Figure data in JSON
--- BEGIN ---

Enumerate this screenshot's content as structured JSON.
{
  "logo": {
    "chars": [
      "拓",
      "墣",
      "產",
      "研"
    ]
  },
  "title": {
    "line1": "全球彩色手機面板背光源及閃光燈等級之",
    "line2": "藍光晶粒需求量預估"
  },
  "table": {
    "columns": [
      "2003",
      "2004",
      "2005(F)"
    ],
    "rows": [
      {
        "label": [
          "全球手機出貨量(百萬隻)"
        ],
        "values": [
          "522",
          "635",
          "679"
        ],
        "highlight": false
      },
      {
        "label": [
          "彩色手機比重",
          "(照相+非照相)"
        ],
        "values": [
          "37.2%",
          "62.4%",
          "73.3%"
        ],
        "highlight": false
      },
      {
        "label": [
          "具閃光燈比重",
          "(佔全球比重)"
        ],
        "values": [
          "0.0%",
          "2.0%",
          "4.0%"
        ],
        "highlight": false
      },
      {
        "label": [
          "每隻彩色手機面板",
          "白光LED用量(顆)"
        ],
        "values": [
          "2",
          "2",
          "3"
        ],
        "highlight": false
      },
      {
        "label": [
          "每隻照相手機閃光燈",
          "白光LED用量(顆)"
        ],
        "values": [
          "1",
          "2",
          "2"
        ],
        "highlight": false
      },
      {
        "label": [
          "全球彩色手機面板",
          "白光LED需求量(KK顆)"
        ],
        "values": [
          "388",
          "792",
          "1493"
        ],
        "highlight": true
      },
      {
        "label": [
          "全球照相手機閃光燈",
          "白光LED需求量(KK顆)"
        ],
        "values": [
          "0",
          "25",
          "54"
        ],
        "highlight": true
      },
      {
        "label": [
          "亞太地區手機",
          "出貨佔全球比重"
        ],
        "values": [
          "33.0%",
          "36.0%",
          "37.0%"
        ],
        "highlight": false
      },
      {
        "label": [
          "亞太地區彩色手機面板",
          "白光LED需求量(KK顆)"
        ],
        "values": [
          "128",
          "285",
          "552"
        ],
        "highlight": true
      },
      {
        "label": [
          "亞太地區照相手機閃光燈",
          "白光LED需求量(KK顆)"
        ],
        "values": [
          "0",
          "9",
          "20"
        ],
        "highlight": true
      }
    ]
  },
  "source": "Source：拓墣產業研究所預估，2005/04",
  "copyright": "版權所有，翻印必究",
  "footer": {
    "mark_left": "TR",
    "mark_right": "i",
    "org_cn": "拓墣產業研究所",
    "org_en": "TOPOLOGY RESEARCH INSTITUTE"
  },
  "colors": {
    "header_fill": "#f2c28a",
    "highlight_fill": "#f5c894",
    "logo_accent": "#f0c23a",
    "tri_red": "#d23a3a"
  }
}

--- END ---

Every entry must be retyped in full, exactly as given.

Response
Enumerate this screenshot's content as structured JSON.
{
  "logo": {
    "chars": [
      "拓",
      "墣",
      "產",
      "研"
    ]
  },
  "title": {
    "line1": "全球彩色手機面板背光源及閃光燈等級之",
    "line2": "藍光晶粒需求量預估"
  },
  "table": {
    "columns": [
      "2003",
      "2004",
      "2005(F)"
    ],
    "rows": [
      {
        "label": [
          "全球手機出貨量(百萬隻)"
        ],
        "values": [
          "522",
          "635",
          "679"
        ],
        "highlight": false
      },
      {
        "label": [
          "彩色手機比重",
          "(照相+非照相)"
        ],
        "values": [
          "37.2%",
          "62.4%",
          "73.3%"
        ],
        "highlight": false
      },
      {
        "label": [
          "具閃光燈比重",
          "(佔全球比重)"
        ],
        "values": [
          "0.0%",
          "2.0%",
          "4.0%"
        ],
        "highlight": false
      },
      {
        "label": [
          "每隻彩色手機面板",
          "白光LED用量(顆)"
        ],
        "values": [
          "2",
          "2",
          "3"
        ],
        "highlight": false
      },
      {
        "label": [
          "每隻照相手機閃光燈",
          "白光LED用量(顆)"
        ],
        "values": [
          "1",
          "2",
          "2"
        ],
        "highlight": false
      },
      {
        "label": [
          "全球彩色手機面板",
          "白光LED需求量(KK顆)"
        ],
        "values": [
          "388",
          "792",
          "1493"
        ],
        "highlight": true
      },
      {
        "label": [
          "全球照相手機閃光燈",
          "白光LED需求量(KK顆)"
        ],
        "values": [
          "0",
          "25",
          "54"
        ],
        "highlight": true
      },
      {
        "label": [
          "亞太地區手機",
          "出貨佔全球比重"
        ],
        "values": [
          "33.0%",
          "36.0%",
          "37.0%"
        ],
        "highlight": false
      },
      {
        "label": [
          "亞太地區彩色手機面板",
          "白光LED需求量(KK顆)"
        ],
        "values": [
          "128",
          "285",
          "552"
        ],
        "highlight": true
      },
      {
        "label": [
          "亞太地區照相手機閃光燈",
          "白光LED需求量(KK顆)"
        ],
        "values": [
          "0",
          "9",
          "20"
        ],
        "highlight": true
      }
    ]
  },
  "source": "Source：拓墣產業研究所預估，2005/04",
  "copyright": "版權所有，翻印必究",
  "footer": {
    "mark_left": "TR",
    "mark_right": "i",
    "org_cn": "拓墣產業研究所",
    "org_en": "TOPOLOGY RESEARCH INSTITUTE"
  },
  "colors": {
    "header_fill": "#f2c28a",
    "highlight_fill": "#f5c894",
    "logo_accent": "#f0c23a",
    "tri_red": "#d23a3a"
  }
}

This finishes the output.